* begin Provided information *

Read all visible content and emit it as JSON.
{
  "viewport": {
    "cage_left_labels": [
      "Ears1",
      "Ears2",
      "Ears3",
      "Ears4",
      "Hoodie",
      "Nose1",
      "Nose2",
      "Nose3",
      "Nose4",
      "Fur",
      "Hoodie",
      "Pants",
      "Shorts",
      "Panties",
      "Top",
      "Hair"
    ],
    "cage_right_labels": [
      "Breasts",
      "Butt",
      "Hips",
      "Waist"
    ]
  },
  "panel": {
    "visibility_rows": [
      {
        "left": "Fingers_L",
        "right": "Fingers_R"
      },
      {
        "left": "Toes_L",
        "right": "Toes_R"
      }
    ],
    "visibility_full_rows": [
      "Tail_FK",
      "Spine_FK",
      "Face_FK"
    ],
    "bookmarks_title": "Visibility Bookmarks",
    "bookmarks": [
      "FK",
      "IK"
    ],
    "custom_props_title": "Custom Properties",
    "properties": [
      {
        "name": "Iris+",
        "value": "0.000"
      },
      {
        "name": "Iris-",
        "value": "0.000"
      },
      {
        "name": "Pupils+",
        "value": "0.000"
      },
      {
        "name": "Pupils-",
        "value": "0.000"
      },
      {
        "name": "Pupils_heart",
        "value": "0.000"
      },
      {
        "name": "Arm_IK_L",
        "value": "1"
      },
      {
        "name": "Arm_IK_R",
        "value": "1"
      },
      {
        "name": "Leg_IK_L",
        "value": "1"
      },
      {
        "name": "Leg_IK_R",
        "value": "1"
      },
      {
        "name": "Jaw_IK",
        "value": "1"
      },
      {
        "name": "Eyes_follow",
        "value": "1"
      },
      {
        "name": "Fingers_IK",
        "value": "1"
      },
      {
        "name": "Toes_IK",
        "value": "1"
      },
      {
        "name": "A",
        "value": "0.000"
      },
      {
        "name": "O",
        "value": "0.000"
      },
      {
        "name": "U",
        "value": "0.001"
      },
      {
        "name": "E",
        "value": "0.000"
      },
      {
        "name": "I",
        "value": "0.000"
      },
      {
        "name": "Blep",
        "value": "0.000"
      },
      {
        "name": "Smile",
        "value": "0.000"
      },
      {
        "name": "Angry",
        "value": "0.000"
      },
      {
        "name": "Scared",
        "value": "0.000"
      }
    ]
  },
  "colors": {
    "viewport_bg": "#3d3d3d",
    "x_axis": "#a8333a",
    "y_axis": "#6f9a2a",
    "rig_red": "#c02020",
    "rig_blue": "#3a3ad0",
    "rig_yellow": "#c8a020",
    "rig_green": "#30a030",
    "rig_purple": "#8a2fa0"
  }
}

* end Provided information *

Reproduce the listing shown above in its entirety, exactly.

▶ [Solution to this problem]:
Read all visible content and emit it as JSON.
{
  "viewport": {
    "cage_left_labels": [
      "Ears1",
      "Ears2",
      "Ears3",
      "Ears4",
      "Hoodie",
      "Nose1",
      "Nose2",
      "Nose3",
      "Nose4",
      "Fur",
      "Hoodie",
      "Pants",
      "Shorts",
      "Panties",
      "Top",
      "Hair"
    ],
    "cage_right_labels": [
      "Breasts",
      "Butt",
      "Hips",
      "Waist"
    ]
  },
  "panel": {
    "visibility_rows": [
      {
        "left": "Fingers_L",
        "right": "Fingers_R"
      },
      {
        "left": "Toes_L",
        "right": "Toes_R"
      }
    ],
    "visibility_full_rows": [
      "Tail_FK",
      "Spine_FK",
      "Face_FK"
    ],
    "bookmarks_title": "Visibility Bookmarks",
    "bookmarks": [
      "FK",
      "IK"
    ],
    "custom_props_title": "Custom Properties",
    "properties": [
      {
        "name": "Iris+",
        "value": "0.000"
      },
      {
        "name": "Iris-",
        "value": "0.000"
      },
      {
        "name": "Pupils+",
        "value": "0.000"
      },
      {
        "name": "Pupils-",
        "value": "0.000"
      },
      {
        "name": "Pupils_heart",
        "value": "0.000"
      },
      {
        "name": "Arm_IK_L",
        "value": "1"
      },
      {
        "name": "Arm_IK_R",
        "value": "1"
      },
      {
        "name": "Leg_IK_L",
        "value": "1"
      },
      {
        "name": "Leg_IK_R",
        "value": "1"
      },
      {
        "name": "Jaw_IK",
        "value": "1"
      },
      {
        "name": "Eyes_follow",
        "value": "1"
      },
      {
        "name": "Fingers_IK",
        "value": "1"
      },
      {
        "name": "Toes_IK",
        "value": "1"
      },
      {
        "name": "A",
        "value": "0.000"
      },
      {
        "name": "O",
        "value": "0.000"
      },
      {
        "name": "U",
        "value": "0.001"
      },
      {
        "name": "E",
        "value": "0.000"
      },
      {
        "name": "I",
        "value": "0.000"
      },
      {
        "name": "Blep",
        "value": "0.000"
      },
      {
        "name": "Smile",
        "value": "0.000"
      },
      {
        "name": "Angry",
        "value": "0.000"
      },
      {
        "name": "Scared",
        "value": "0.000"
      }
    ]
  },
  "colors": {
    "viewport_bg": "#3d3d3d",
    "x_axis": "#a8333a",
    "y_axis": "#6f9a2a",
    "rig_red": "#c02020",
    "rig_blue": "#3a3ad0",
    "rig_yellow": "#c8a020",
    "rig_green": "#30a030",
    "rig_purple": "#8a2fa0"
  }
}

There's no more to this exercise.